• _WRITTEN PROBLEM_
Repeat the listing in full. Nothing may be added or left out.

----------------

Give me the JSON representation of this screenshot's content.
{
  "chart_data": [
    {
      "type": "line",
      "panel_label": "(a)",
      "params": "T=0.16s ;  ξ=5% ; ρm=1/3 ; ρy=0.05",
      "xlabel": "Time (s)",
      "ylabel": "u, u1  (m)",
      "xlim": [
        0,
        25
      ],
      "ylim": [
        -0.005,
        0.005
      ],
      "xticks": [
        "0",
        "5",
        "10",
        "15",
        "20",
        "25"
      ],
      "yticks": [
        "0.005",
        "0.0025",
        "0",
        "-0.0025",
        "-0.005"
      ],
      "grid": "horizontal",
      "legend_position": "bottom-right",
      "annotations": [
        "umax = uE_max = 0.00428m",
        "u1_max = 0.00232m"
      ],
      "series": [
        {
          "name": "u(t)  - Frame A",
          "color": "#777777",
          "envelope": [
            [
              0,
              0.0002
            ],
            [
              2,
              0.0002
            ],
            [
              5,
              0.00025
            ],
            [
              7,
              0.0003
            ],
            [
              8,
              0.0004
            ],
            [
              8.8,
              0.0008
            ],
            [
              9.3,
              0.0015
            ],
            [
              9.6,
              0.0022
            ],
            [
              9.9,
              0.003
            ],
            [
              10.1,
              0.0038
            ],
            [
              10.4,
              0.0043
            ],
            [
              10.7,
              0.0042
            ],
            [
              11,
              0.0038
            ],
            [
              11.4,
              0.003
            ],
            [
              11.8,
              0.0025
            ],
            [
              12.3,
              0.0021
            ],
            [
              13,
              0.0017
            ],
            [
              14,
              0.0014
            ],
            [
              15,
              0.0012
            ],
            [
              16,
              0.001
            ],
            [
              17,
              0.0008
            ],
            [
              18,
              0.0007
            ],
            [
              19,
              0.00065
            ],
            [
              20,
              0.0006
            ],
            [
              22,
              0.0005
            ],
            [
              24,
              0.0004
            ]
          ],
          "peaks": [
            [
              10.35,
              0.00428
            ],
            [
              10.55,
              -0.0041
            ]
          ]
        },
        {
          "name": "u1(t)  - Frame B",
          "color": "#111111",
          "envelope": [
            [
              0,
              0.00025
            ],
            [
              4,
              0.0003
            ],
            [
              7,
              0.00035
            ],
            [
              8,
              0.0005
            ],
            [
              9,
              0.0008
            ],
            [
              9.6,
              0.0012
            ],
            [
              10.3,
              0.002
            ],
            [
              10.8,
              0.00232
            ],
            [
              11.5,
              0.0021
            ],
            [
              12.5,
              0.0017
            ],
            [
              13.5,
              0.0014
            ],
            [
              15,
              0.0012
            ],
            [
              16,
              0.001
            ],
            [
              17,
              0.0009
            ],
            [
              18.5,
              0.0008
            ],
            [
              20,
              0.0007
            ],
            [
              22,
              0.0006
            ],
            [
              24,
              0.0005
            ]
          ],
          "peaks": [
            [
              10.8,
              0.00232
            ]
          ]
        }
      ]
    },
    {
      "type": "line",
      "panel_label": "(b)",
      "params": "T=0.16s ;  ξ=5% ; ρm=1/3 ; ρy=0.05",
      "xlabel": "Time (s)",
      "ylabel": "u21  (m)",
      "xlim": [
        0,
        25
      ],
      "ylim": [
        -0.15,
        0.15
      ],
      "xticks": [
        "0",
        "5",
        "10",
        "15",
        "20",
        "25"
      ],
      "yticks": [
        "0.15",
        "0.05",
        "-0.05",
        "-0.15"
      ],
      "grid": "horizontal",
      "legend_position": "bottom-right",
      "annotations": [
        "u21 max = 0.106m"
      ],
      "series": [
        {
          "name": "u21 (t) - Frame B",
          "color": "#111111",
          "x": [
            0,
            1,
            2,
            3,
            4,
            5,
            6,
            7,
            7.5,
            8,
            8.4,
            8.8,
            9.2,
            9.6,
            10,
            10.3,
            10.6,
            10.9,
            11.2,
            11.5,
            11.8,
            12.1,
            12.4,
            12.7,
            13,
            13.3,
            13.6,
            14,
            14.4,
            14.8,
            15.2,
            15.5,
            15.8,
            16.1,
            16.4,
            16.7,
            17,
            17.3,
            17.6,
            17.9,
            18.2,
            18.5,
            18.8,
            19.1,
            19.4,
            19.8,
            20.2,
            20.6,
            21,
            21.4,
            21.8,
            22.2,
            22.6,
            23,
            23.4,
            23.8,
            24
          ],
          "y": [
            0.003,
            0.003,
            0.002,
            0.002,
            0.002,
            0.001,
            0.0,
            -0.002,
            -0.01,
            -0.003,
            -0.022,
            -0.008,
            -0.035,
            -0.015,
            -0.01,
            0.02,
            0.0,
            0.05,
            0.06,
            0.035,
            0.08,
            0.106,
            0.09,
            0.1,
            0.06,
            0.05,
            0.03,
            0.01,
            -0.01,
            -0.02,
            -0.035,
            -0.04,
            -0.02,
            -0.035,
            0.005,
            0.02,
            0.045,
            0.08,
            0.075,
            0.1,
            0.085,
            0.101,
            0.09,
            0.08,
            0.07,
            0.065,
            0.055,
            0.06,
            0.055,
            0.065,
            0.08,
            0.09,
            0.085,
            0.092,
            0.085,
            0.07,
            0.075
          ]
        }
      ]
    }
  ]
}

----------------

• _FULL SOLUTION_
Give me the JSON representation of this screenshot's content.
{
  "chart_data": [
    {
      "type": "line",
      "panel_label": "(a)",
      "params": "T=0.16s ;  ξ=5% ; ρm=1/3 ; ρy=0.05",
      "xlabel": "Time (s)",
      "ylabel": "u, u1  (m)",
      "xlim": [
        0,
        25
      ],
      "ylim": [
        -0.005,
        0.005
      ],
      "xticks": [
        "0",
        "5",
        "10",
        "15",
        "20",
        "25"
      ],
      "yticks": [
        "0.005",
        "0.0025",
        "0",
        "-0.0025",
        "-0.005"
      ],
      "grid": "horizontal",
      "legend_position": "bottom-right",
      "annotations": [
        "umax = uE_max = 0.00428m",
        "u1_max = 0.00232m"
      ],
      "series": [
        {
          "name": "u(t)  - Frame A",
          "color": "#777777",
          "envelope": [
            [
              0,
              0.0002
            ],
            [
              2,
              0.0002
            ],
            [
              5,
              0.00025
            ],
            [
              7,
              0.0003
            ],
            [
              8,
              0.0004
            ],
            [
              8.8,
              0.0008
            ],
            [
              9.3,
              0.0015
            ],
            [
              9.6,
              0.0022
            ],
            [
              9.9,
              0.003
            ],
            [
              10.1,
              0.0038
            ],
            [
              10.4,
              0.0043
            ],
            [
              10.7,
              0.0042
            ],
            [
              11,
              0.0038
            ],
            [
              11.4,
              0.003
            ],
            [
              11.8,
              0.0025
            ],
            [
              12.3,
              0.0021
            ],
            [
              13,
              0.0017
            ],
            [
              14,
              0.0014
            ],
            [
              15,
              0.0012
            ],
            [
              16,
              0.001
            ],
            [
              17,
              0.0008
            ],
            [
              18,
              0.0007
            ],
            [
              19,
              0.00065
            ],
            [
              20,
              0.0006
            ],
            [
              22,
              0.0005
            ],
            [
              24,
              0.0004
            ]
          ],
          "peaks": [
            [
              10.35,
              0.00428
            ],
            [
              10.55,
              -0.0041
            ]
          ]
        },
        {
          "name": "u1(t)  - Frame B",
          "color": "#111111",
          "envelope": [
            [
              0,
              0.00025
            ],
            [
              4,
              0.0003
            ],
            [
              7,
              0.00035
            ],
            [
              8,
              0.0005
            ],
            [
              9,
              0.0008
            ],
            [
              9.6,
              0.0012
            ],
            [
              10.3,
              0.002
            ],
            [
              10.8,
              0.00232
            ],
            [
              11.5,
              0.0021
            ],
            [
              12.5,
              0.0017
            ],
            [
              13.5,
              0.0014
            ],
            [
              15,
              0.0012
            ],
            [
              16,
              0.001
            ],
            [
              17,
              0.0009
            ],
            [
              18.5,
              0.0008
            ],
            [
              20,
              0.0007
            ],
            [
              22,
              0.0006
            ],
            [
              24,
              0.0005
            ]
          ],
          "peaks": [
            [
              10.8,
              0.00232
            ]
          ]
        }
      ]
    },
    {
      "type": "line",
      "panel_label": "(b)",
      "params": "T=0.16s ;  ξ=5% ; ρm=1/3 ; ρy=0.05",
      "xlabel": "Time (s)",
      "ylabel": "u21  (m)",
      "xlim": [
        0,
        25
      ],
      "ylim": [
        -0.15,
        0.15
      ],
      "xticks": [
        "0",
        "5",
        "10",
        "15",
        "20",
        "25"
      ],
      "yticks": [
        "0.15",
        "0.05",
        "-0.05",
        "-0.15"
      ],
      "grid": "horizontal",
      "legend_position": "bottom-right",
      "annotations": [
        "u21 max = 0.106m"
      ],
      "series": [
        {
          "name": "u21 (t) - Frame B",
          "color": "#111111",
          "x": [
            0,
            1,
            2,
            3,
            4,
            5,
            6,
            7,
            7.5,
            8,
            8.4,
            8.8,
            9.2,
            9.6,
            10,
            10.3,
            10.6,
            10.9,
            11.2,
            11.5,
            11.8,
            12.1,
            12.4,
            12.7,
            13,
            13.3,
            13.6,
            14,
            14.4,
            14.8,
            15.2,
            15.5,
            15.8,
            16.1,
            16.4,
            16.7,
            17,
            17.3,
            17.6,
            17.9,
            18.2,
            18.5,
            18.8,
            19.1,
            19.4,
            19.8,
            20.2,
            20.6,
            21,
            21.4,
            21.8,
            22.2,
            22.6,
            23,
            23.4,
            23.8,
            24
          ],
          "y": [
            0.003,
            0.003,
            0.002,
            0.002,
            0.002,
            0.001,
            0.0,
            -0.002,
            -0.01,
            -0.003,
            -0.022,
            -0.008,
            -0.035,
            -0.015,
            -0.01,
            0.02,
            0.0,
            0.05,
            0.06,
            0.035,
            0.08,
            0.106,
            0.09,
            0.1,
            0.06,
            0.05,
            0.03,
            0.01,
            -0.01,
            -0.02,
            -0.035,
            -0.04,
            -0.02,
            -0.035,
            0.005,
            0.02,
            0.045,
            0.08,
            0.075,
            0.1,
            0.085,
            0.101,
            0.09,
            0.08,
            0.07,
            0.065,
            0.055,
            0.06,
            0.055,
            0.065,
            0.08,
            0.09,
            0.085,
            0.092,
            0.085,
            0.07,
            0.075
          ]
        }
      ]
    }
  ]
}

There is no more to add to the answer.